■ **SOURCE DATA**

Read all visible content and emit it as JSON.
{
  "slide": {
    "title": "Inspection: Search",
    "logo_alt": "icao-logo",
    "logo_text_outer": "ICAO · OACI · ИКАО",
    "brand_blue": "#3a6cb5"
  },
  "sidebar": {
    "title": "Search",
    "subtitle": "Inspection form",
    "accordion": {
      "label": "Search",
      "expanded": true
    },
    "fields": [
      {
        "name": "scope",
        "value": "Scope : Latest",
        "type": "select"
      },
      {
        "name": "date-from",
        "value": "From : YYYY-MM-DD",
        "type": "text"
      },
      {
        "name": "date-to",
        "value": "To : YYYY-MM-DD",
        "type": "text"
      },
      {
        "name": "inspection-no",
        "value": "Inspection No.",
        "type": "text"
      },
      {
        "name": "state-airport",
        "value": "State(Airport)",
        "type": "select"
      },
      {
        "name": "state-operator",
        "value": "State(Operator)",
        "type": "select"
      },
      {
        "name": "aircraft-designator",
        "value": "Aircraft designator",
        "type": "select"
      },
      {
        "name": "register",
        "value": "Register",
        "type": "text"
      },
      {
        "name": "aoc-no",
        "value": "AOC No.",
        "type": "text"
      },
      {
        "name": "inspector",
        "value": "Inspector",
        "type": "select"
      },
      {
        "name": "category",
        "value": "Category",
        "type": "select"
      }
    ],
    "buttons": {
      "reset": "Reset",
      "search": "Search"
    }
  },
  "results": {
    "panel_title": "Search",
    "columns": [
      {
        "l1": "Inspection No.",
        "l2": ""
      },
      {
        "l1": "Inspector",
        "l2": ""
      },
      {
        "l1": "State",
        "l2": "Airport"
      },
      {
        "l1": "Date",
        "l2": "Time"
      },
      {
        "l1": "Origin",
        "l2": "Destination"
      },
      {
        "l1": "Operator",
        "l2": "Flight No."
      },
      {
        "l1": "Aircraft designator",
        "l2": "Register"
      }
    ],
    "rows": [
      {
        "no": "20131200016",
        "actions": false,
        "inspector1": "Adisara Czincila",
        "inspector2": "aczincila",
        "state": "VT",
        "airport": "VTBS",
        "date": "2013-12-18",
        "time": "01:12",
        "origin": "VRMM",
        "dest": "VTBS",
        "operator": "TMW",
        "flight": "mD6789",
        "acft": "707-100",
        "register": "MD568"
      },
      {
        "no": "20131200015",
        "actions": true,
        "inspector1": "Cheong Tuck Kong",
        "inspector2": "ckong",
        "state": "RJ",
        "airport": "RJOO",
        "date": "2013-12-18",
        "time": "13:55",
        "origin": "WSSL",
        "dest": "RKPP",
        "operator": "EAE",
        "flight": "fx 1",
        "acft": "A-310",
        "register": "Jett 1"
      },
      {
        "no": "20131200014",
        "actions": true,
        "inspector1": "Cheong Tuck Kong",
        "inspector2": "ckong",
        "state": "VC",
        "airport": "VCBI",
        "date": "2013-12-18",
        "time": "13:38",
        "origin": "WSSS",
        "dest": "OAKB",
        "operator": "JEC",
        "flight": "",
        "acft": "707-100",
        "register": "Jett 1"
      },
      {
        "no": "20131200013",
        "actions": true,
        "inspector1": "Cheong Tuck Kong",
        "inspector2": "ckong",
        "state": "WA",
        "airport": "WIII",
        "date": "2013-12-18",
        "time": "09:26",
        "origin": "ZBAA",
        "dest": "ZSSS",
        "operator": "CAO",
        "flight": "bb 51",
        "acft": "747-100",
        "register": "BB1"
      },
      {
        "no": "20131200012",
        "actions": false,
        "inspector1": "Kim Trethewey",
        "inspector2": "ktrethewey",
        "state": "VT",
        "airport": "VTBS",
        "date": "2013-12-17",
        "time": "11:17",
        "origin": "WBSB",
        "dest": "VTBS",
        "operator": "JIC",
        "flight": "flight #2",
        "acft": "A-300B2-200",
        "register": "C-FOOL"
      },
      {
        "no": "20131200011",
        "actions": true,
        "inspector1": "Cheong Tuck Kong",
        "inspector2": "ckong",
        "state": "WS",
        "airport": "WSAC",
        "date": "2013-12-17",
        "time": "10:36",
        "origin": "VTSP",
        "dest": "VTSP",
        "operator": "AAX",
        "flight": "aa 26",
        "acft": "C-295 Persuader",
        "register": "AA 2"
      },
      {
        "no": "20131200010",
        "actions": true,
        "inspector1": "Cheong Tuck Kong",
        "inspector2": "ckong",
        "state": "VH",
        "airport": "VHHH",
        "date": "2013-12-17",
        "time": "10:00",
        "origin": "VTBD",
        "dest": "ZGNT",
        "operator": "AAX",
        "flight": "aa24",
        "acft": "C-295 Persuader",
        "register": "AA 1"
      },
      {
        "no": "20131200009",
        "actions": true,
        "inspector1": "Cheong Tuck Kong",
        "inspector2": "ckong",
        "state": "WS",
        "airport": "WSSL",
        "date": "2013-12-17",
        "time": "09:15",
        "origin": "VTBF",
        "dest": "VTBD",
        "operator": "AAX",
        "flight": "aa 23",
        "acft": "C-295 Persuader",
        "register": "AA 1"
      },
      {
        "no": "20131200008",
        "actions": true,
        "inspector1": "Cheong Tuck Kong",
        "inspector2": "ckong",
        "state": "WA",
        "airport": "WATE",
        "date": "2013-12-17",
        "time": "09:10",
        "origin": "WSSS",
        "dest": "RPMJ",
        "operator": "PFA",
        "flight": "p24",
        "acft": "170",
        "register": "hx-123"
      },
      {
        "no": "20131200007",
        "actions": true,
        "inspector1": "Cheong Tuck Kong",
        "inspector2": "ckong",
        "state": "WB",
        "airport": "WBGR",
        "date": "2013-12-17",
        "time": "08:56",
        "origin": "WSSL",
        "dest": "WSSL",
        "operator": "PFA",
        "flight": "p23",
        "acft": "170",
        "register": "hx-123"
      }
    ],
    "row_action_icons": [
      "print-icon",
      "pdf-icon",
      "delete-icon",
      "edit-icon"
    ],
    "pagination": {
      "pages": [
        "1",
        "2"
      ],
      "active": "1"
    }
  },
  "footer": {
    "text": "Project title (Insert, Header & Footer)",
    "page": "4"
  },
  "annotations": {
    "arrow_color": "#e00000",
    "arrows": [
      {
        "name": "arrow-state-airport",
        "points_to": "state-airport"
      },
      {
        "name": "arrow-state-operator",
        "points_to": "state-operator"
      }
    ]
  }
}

■ **INSTRUCTIONS FOR THE TASK**
Write every record out again, unaltered.

■ **ANSWER TO THE EXERCISE**
Read all visible content and emit it as JSON.
{
  "slide": {
    "title": "Inspection: Search",
    "logo_alt": "icao-logo",
    "logo_text_outer": "ICAO · OACI · ИКАО",
    "brand_blue": "#3a6cb5"
  },
  "sidebar": {
    "title": "Search",
    "subtitle": "Inspection form",
    "accordion": {
      "label": "Search",
      "expanded": true
    },
    "fields": [
      {
        "name": "scope",
        "value": "Scope : Latest",
        "type": "select"
      },
      {
        "name": "date-from",
        "value": "From : YYYY-MM-DD",
        "type": "text"
      },
      {
        "name": "date-to",
        "value": "To : YYYY-MM-DD",
        "type": "text"
      },
      {
        "name": "inspection-no",
        "value": "Inspection No.",
        "type": "text"
      },
      {
        "name": "state-airport",
        "value": "State(Airport)",
        "type": "select"
      },
      {
        "name": "state-operator",
        "value": "State(Operator)",
        "type": "select"
      },
      {
        "name": "aircraft-designator",
        "value": "Aircraft designator",
        "type": "select"
      },
      {
        "name": "register",
        "value": "Register",
        "type": "text"
      },
      {
        "name": "aoc-no",
        "value": "AOC No.",
        "type": "text"
      },
      {
        "name": "inspector",
        "value": "Inspector",
        "type": "select"
      },
      {
        "name": "category",
        "value": "Category",
        "type": "select"
      }
    ],
    "buttons": {
      "reset": "Reset",
      "search": "Search"
    }
  },
  "results": {
    "panel_title": "Search",
    "columns": [
      {
        "l1": "Inspection No.",
        "l2": ""
      },
      {
        "l1": "Inspector",
        "l2": ""
      },
      {
        "l1": "State",
        "l2": "Airport"
      },
      {
        "l1": "Date",
        "l2": "Time"
      },
      {
        "l1": "Origin",
        "l2": "Destination"
      },
      {
        "l1": "Operator",
        "l2": "Flight No."
      },
      {
        "l1": "Aircraft designator",
        "l2": "Register"
      }
    ],
    "rows": [
      {
        "no": "20131200016",
        "actions": false,
        "inspector1": "Adisara Czincila",
        "inspector2": "aczincila",
        "state": "VT",
        "airport": "VTBS",
        "date": "2013-12-18",
        "time": "01:12",
        "origin": "VRMM",
        "dest": "VTBS",
        "operator": "TMW",
        "flight": "mD6789",
        "acft": "707-100",
        "register": "MD568"
      },
      {
        "no": "20131200015",
        "actions": true,
        "inspector1": "Cheong Tuck Kong",
        "inspector2": "ckong",
        "state": "RJ",
        "airport": "RJOO",
        "date": "2013-12-18",
        "time": "13:55",
        "origin": "WSSL",
        "dest": "RKPP",
        "operator": "EAE",
        "flight": "fx 1",
        "acft": "A-310",
        "register": "Jett 1"
      },
      {
        "no": "20131200014",
        "actions": true,
        "inspector1": "Cheong Tuck Kong",
        "inspector2": "ckong",
        "state": "VC",
        "airport": "VCBI",
        "date": "2013-12-18",
        "time": "13:38",
        "origin": "WSSS",
        "dest": "OAKB",
        "operator": "JEC",
        "flight": "",
        "acft": "707-100",
        "register": "Jett 1"
      },
      {
        "no": "20131200013",
        "actions": true,
        "inspector1": "Cheong Tuck Kong",
        "inspector2": "ckong",
        "state": "WA",
        "airport": "WIII",
        "date": "2013-12-18",
        "time": "09:26",
        "origin": "ZBAA",
        "dest": "ZSSS",
        "operator": "CAO",
        "flight": "bb 51",
        "acft": "747-100",
        "register": "BB1"
      },
      {
        "no": "20131200012",
        "actions": false,
        "inspector1": "Kim Trethewey",
        "inspector2": "ktrethewey",
        "state": "VT",
        "airport": "VTBS",
        "date": "2013-12-17",
        "time": "11:17",
        "origin": "WBSB",
        "dest": "VTBS",
        "operator": "JIC",
        "flight": "flight #2",
        "acft": "A-300B2-200",
        "register": "C-FOOL"
      },
      {
        "no": "20131200011",
        "actions": true,
        "inspector1": "Cheong Tuck Kong",
        "inspector2": "ckong",
        "state": "WS",
        "airport": "WSAC",
        "date": "2013-12-17",
        "time": "10:36",
        "origin": "VTSP",
        "dest": "VTSP",
        "operator": "AAX",
        "flight": "aa 26",
        "acft": "C-295 Persuader",
        "register": "AA 2"
      },
      {
        "no": "20131200010",
        "actions": true,
        "inspector1": "Cheong Tuck Kong",
        "inspector2": "ckong",
        "state": "VH",
        "airport": "VHHH",
        "date": "2013-12-17",
        "time": "10:00",
        "origin": "VTBD",
        "dest": "ZGNT",
        "operator": "AAX",
        "flight": "aa24",
        "acft": "C-295 Persuader",
        "register": "AA 1"
      },
      {
        "no": "20131200009",
        "actions": true,
        "inspector1": "Cheong Tuck Kong",
        "inspector2": "ckong",
        "state": "WS",
        "airport": "WSSL",
        "date": "2013-12-17",
        "time": "09:15",
        "origin": "VTBF",
        "dest": "VTBD",
        "operator": "AAX",
        "flight": "aa 23",
        "acft": "C-295 Persuader",
        "register": "AA 1"
      },
      {
        "no": "20131200008",
        "actions": true,
        "inspector1": "Cheong Tuck Kong",
        "inspector2": "ckong",
        "state": "WA",
        "airport": "WATE",
        "date": "2013-12-17",
        "time": "09:10",
        "origin": "WSSS",
        "dest": "RPMJ",
        "operator": "PFA",
        "flight": "p24",
        "acft": "170",
        "register": "hx-123"
      },
      {
        "no": "20131200007",
        "actions": true,
        "inspector1": "Cheong Tuck Kong",
        "inspector2": "ckong",
        "state": "WB",
        "airport": "WBGR",
        "date": "2013-12-17",
        "time": "08:56",
        "origin": "WSSL",
        "dest": "WSSL",
        "operator": "PFA",
        "flight": "p23",
        "acft": "170",
        "register": "hx-123"
      }
    ],
    "row_action_icons": [
      "print-icon",
      "pdf-icon",
      "delete-icon",
      "edit-icon"
    ],
    "pagination": {
      "pages": [
        "1",
        "2"
      ],
      "active": "1"
    }
  },
  "footer": {
    "text": "Project title (Insert, Header & Footer)",
    "page": "4"
  },
  "annotations": {
    "arrow_color": "#e00000",
    "arrows": [
      {
        "name": "arrow-state-airport",
        "points_to": "state-airport"
      },
      {
        "name": "arrow-state-operator",
        "points_to": "state-operator"
      }
    ]
  }
}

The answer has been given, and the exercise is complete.